Aim of the exercise → Present the following entries again, word for word and in full.

Given data →
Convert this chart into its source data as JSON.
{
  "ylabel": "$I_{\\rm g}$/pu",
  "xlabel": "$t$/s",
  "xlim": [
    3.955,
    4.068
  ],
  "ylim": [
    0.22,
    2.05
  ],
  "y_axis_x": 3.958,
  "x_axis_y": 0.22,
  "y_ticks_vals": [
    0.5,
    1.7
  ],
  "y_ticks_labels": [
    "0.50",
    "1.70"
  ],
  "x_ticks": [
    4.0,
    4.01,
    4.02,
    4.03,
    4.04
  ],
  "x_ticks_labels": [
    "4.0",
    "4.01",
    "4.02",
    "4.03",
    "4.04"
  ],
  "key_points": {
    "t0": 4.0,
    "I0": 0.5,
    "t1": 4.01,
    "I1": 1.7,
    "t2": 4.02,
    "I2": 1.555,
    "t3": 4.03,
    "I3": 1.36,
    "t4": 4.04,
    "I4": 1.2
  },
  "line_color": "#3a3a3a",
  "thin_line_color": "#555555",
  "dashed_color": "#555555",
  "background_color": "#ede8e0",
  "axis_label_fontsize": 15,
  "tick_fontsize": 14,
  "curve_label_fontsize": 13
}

Output →
Convert this chart into its source data as JSON.
{
  "ylabel": "$I_{\\rm g}$/pu",
  "xlabel": "$t$/s",
  "xlim": [
    3.955,
    4.068
  ],
  "ylim": [
    0.22,
    2.05
  ],
  "y_axis_x": 3.958,
  "x_axis_y": 0.22,
  "y_ticks_vals": [
    0.5,
    1.7
  ],
  "y_ticks_labels": [
    "0.50",
    "1.70"
  ],
  "x_ticks": [
    4.0,
    4.01,
    4.02,
    4.03,
    4.04
  ],
  "x_ticks_labels": [
    "4.0",
    "4.01",
    "4.02",
    "4.03",
    "4.04"
  ],
  "key_points": {
    "t0": 4.0,
    "I0": 0.5,
    "t1": 4.01,
    "I1": 1.7,
    "t2": 4.02,
    "I2": 1.555,
    "t3": 4.03,
    "I3": 1.36,
    "t4": 4.04,
    "I4": 1.2
  },
  "line_color": "#3a3a3a",
  "thin_line_color": "#555555",
  "dashed_color": "#555555",
  "background_color": "#ede8e0",
  "axis_label_fontsize": 15,
  "tick_fontsize": 14,
  "curve_label_fontsize": 13
}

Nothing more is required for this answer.